=== Data in this exercise ===

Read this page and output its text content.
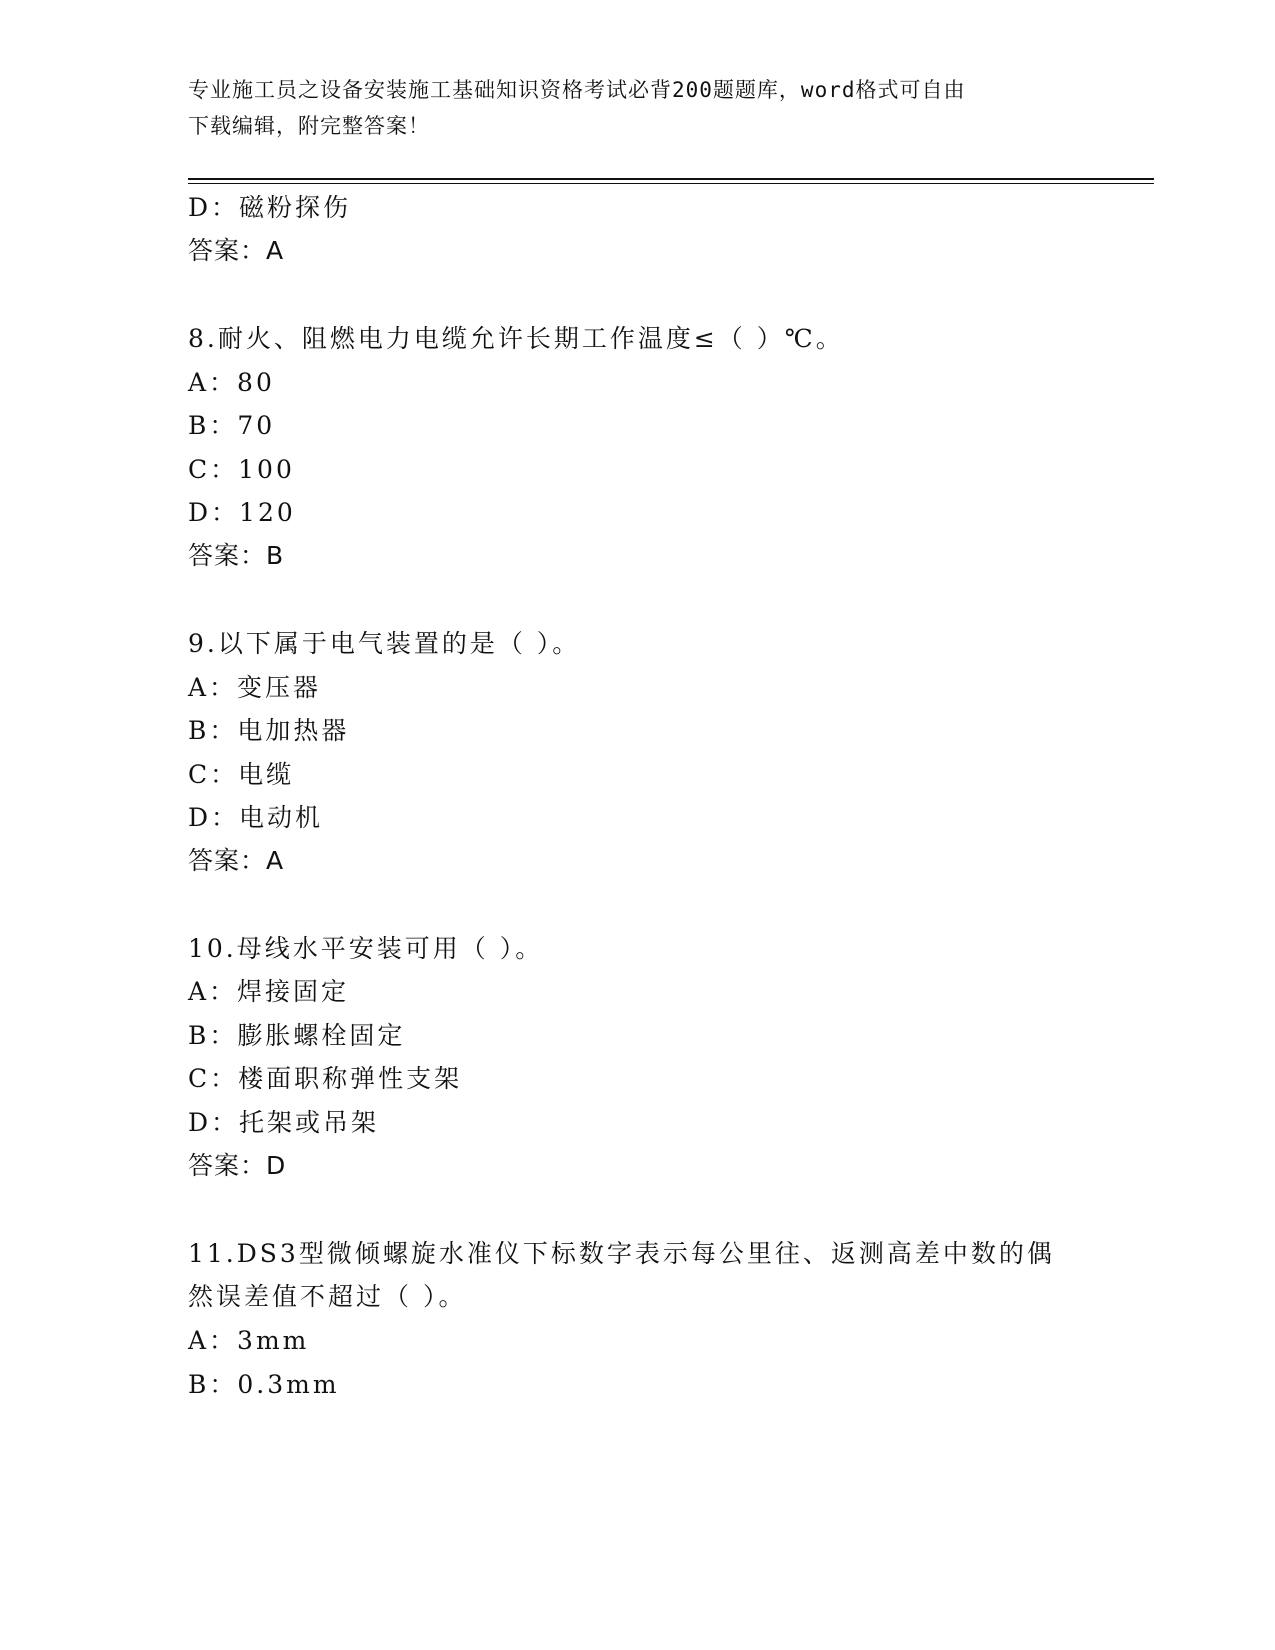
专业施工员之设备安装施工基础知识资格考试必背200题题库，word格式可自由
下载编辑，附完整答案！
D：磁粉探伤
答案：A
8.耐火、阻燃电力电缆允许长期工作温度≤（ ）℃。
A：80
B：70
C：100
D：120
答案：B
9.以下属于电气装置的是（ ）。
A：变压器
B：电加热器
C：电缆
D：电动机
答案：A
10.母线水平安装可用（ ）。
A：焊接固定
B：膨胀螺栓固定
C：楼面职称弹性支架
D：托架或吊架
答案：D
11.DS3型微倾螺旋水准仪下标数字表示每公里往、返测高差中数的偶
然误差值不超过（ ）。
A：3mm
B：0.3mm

===

Written request
Omit every image. Quote each record exactly.

Reply to the exercise
Read this page and output its text content.
专业施工员之设备安装施工基础知识资格考试必背200题题库，word格式可自由
下载编辑，附完整答案！
D：磁粉探伤
答案：A
8.耐火、阻燃电力电缆允许长期工作温度≤（ ）℃。
A：80
B：70
C：100
D：120
答案：B
9.以下属于电气装置的是（ ）。
A：变压器
B：电加热器
C：电缆
D：电动机
答案：A
10.母线水平安装可用（ ）。
A：焊接固定
B：膨胀螺栓固定
C：楼面职称弹性支架
D：托架或吊架
答案：D
11.DS3型微倾螺旋水准仪下标数字表示每公里往、返测高差中数的偶
然误差值不超过（ ）。
A：3mm
B：0.3mm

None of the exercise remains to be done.